#### [EXERCISE DESCRIPTION]
Each entry below must be repeated exactly, with pictures left out.

#### [DATA]
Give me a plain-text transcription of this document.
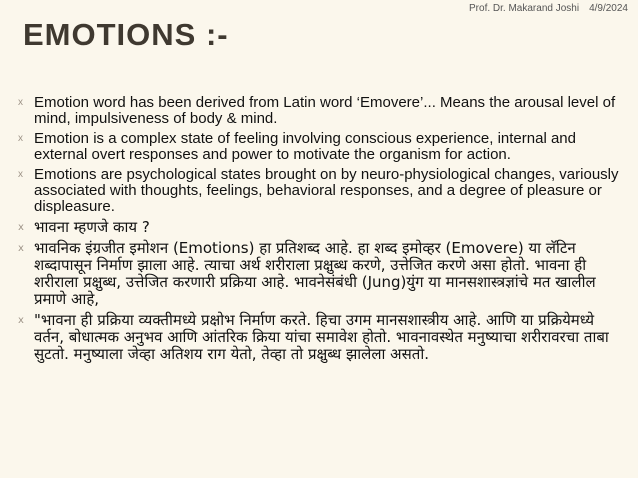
Prof. Dr. Makarand Joshi 4/9/2024
EMOTIONS :-
x Emotion word has been derived from Latin word ‘Emovere’... Means the arousal level of mind, impulsiveness of body & mind.
x Emotion is a complex state of feeling involving conscious experience, internal and external overt responses and power to motivate the organism for action.
x Emotions are psychological states brought on by neuro-physiological changes, variously associated with thoughts, feelings, behavioral responses, and a degree of pleasure or displeasure.
x भावना म्हणजे काय ?
x भावनिक इंग्रजीत इमोशन (Emotions) हा प्रतिशब्द आहे. हा शब्द इमोव्हर (Emovere) या लॅटिन शब्दापासून निर्माण झाला आहे. त्याचा अर्थ शरीराला प्रक्षुब्ध करणे, उत्तेजित करणे असा होतो. भावना ही शरीराला प्रक्षुब्ध, उत्तेजित करणारी प्रक्रिया आहे. भावनेसंबंधी (Jung)युंग या मानसशास्त्रज्ञांचे मत खालील प्रमाणे आहे,
x "भावना ही प्रक्रिया व्यक्तीमध्ये प्रक्षोभ निर्माण करते. हिचा उगम मानसशास्त्रीय आहे. आणि या प्रक्रियेमध्ये वर्तन, बोधात्मक अनुभव आणि आंतरिक क्रिया यांचा समावेश होतो. भावनावस्थेत मनुष्याचा शरीरावरचा ताबा सुटतो. मनुष्याला जेव्हा अतिशय राग येतो, तेव्हा तो प्रक्षुब्ध झालेला असतो.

#### [SOLUTION BELOW]
Give me a plain-text transcription of this document.
Prof. Dr. Makarand Joshi 4/9/2024
EMOTIONS :-
x Emotion word has been derived from Latin word ‘Emovere’... Means the arousal level of mind, impulsiveness of body & mind.
x Emotion is a complex state of feeling involving conscious experience, internal and external overt responses and power to motivate the organism for action.
x Emotions are psychological states brought on by neuro-physiological changes, variously associated with thoughts, feelings, behavioral responses, and a degree of pleasure or displeasure.
x भावना म्हणजे काय ?
x भावनिक इंग्रजीत इमोशन (Emotions) हा प्रतिशब्द आहे. हा शब्द इमोव्हर (Emovere) या लॅटिन शब्दापासून निर्माण झाला आहे. त्याचा अर्थ शरीराला प्रक्षुब्ध करणे, उत्तेजित करणे असा होतो. भावना ही शरीराला प्रक्षुब्ध, उत्तेजित करणारी प्रक्रिया आहे. भावनेसंबंधी (Jung)युंग या मानसशास्त्रज्ञांचे मत खालील प्रमाणे आहे,
x "भावना ही प्रक्रिया व्यक्तीमध्ये प्रक्षोभ निर्माण करते. हिचा उगम मानसशास्त्रीय आहे. आणि या प्रक्रियेमध्ये वर्तन, बोधात्मक अनुभव आणि आंतरिक क्रिया यांचा समावेश होतो. भावनावस्थेत मनुष्याचा शरीरावरचा ताबा सुटतो. मनुष्याला जेव्हा अतिशय राग येतो, तेव्हा तो प्रक्षुब्ध झालेला असतो.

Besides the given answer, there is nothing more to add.